» Dataset rows

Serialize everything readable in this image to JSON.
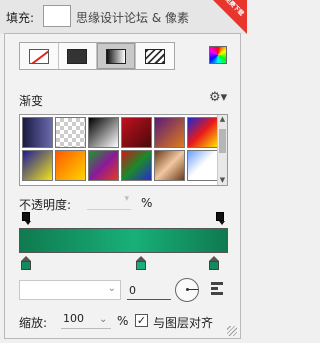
{
  "topbar": {
    "fill_label": "填充:",
    "watermark_text": "思缘设计论坛 & 像素",
    "badge_text": "免费下载"
  },
  "fill_types": [
    {
      "name": "none",
      "icon": "no-fill-icon",
      "active": false
    },
    {
      "name": "solid",
      "icon": "solid-color-icon",
      "active": false
    },
    {
      "name": "gradient",
      "icon": "gradient-icon",
      "active": true
    },
    {
      "name": "pattern",
      "icon": "pattern-icon",
      "active": false
    }
  ],
  "gradient": {
    "title": "渐变",
    "preset_colors": [
      "linear-gradient(90deg,#1a1a40,#6b6bb0)",
      "repeating-conic-gradient(#ccc 0 25%,#fff 0 50%) 0 0/8px 8px",
      "linear-gradient(135deg,#000,#fff)",
      "linear-gradient(135deg,#c0101f,#4a0a0a)",
      "linear-gradient(135deg,#5a1b7a,#e07c1a)",
      "linear-gradient(135deg,#1a2ad0,#e81a1a,#ffe100)",
      "linear-gradient(135deg,#1c1c9a,#f2e41a)",
      "linear-gradient(135deg,#ff5a00,#ffd400)",
      "linear-gradient(135deg,#1a9a2a,#8a1a9a,#e83a1a)",
      "linear-gradient(135deg,#c81a1a,#1a8a2a,#2a2ad0)",
      "linear-gradient(135deg,#6b3a1a,#f0c8a0,#6b3a1a)",
      "linear-gradient(135deg,#6aa0ff,#fff,#fff)"
    ]
  },
  "opacity": {
    "label": "不透明度:",
    "value": "",
    "unit": "%"
  },
  "ramp": {
    "start_color": "#0f7a50",
    "mid_color": "#18b079",
    "end_color": "#0f7a50"
  },
  "location": {
    "value": "0"
  },
  "scale": {
    "label": "缩放:",
    "value": "100",
    "unit": "%"
  },
  "align_with_layer": {
    "checked": true,
    "label": "与图层对齐"
  }
}
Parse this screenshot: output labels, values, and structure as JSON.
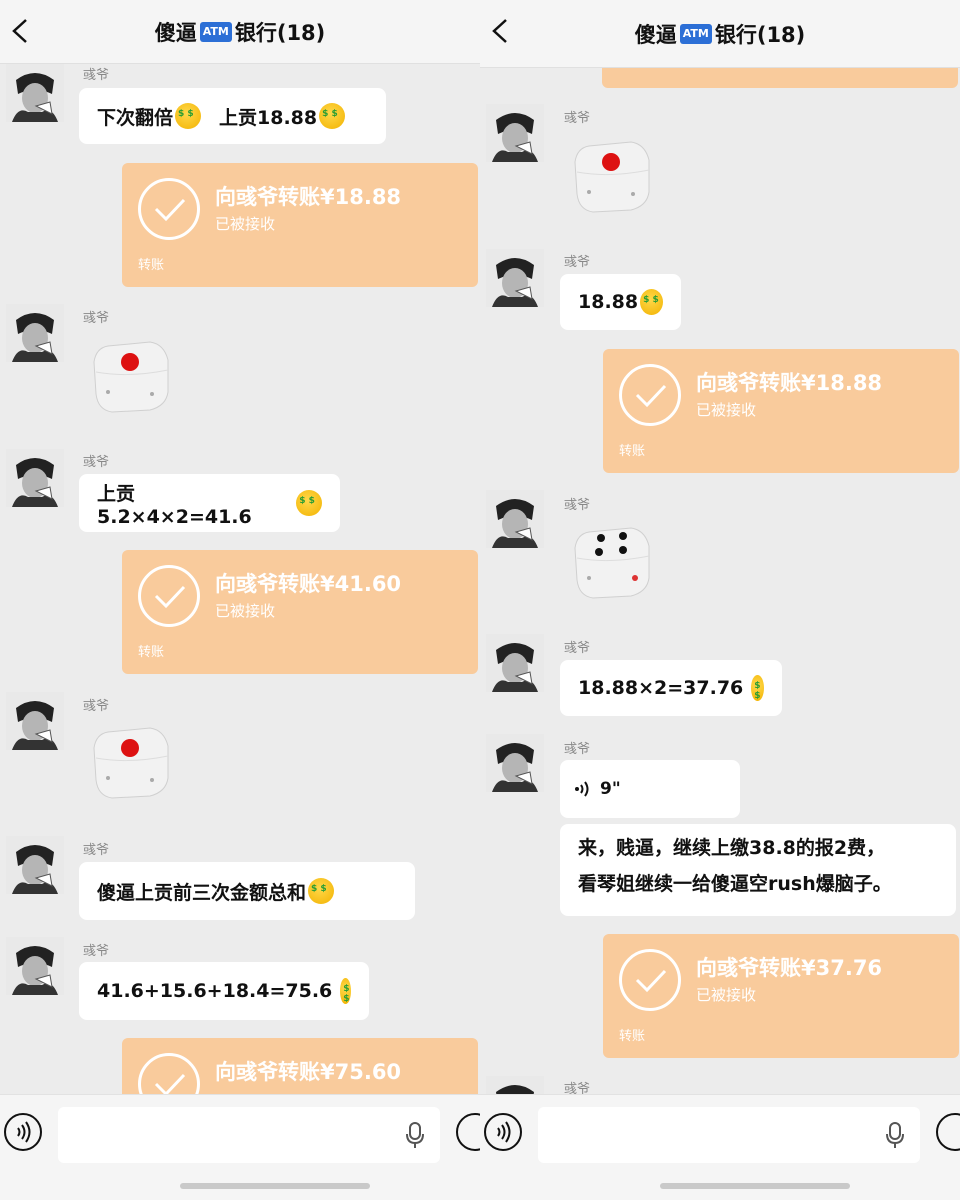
{
  "colors": {
    "transfer_bg": "#f9cb9c",
    "chat_bg": "#ececec",
    "atm_badge": "#2c6fd6"
  },
  "header": {
    "title_pre": "傻逼",
    "atm_badge": "ATM",
    "title_post": "银行(18)"
  },
  "left": {
    "messages": [
      {
        "nick": "彧爷",
        "text": "下次翻倍",
        "text2": "上贡18.88"
      },
      {
        "transfer_title": "向彧爷转账¥18.88",
        "transfer_status": "已被接收",
        "transfer_foot": "转账"
      },
      {
        "nick": "彧爷",
        "dice": 1
      },
      {
        "nick": "彧爷",
        "text": "上贡5.2×4×2=41.6"
      },
      {
        "transfer_title": "向彧爷转账¥41.60",
        "transfer_status": "已被接收",
        "transfer_foot": "转账"
      },
      {
        "nick": "彧爷",
        "dice": 1
      },
      {
        "nick": "彧爷",
        "text": "傻逼上贡前三次金额总和"
      },
      {
        "nick": "彧爷",
        "text": "41.6+15.6+18.4=75.6"
      },
      {
        "transfer_title": "向彧爷转账¥75.60"
      }
    ]
  },
  "right": {
    "messages": [
      {
        "nick": "彧爷",
        "dice": 1
      },
      {
        "nick": "彧爷",
        "text": "18.88"
      },
      {
        "transfer_title": "向彧爷转账¥18.88",
        "transfer_status": "已被接收",
        "transfer_foot": "转账"
      },
      {
        "nick": "彧爷",
        "dice": 4
      },
      {
        "nick": "彧爷",
        "text": "18.88×2=37.76"
      },
      {
        "nick": "彧爷",
        "voice_duration": "9\""
      },
      {
        "text_line1": "来，贱逼，继续上缴38.8的报2费，",
        "text_line2": "看琴姐继续一给傻逼空rush爆脑子。"
      },
      {
        "transfer_title": "向彧爷转账¥37.76",
        "transfer_status": "已被接收",
        "transfer_foot": "转账"
      },
      {
        "nick": "彧爷"
      }
    ]
  }
}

» EXERCISE GOAL
Which lines hold the word "name"? Copy each of them from the records.

» ANSWER BELOW
      "name": "none",
      "name": "solid",
      "name": "gradient",
      "name": "pattern",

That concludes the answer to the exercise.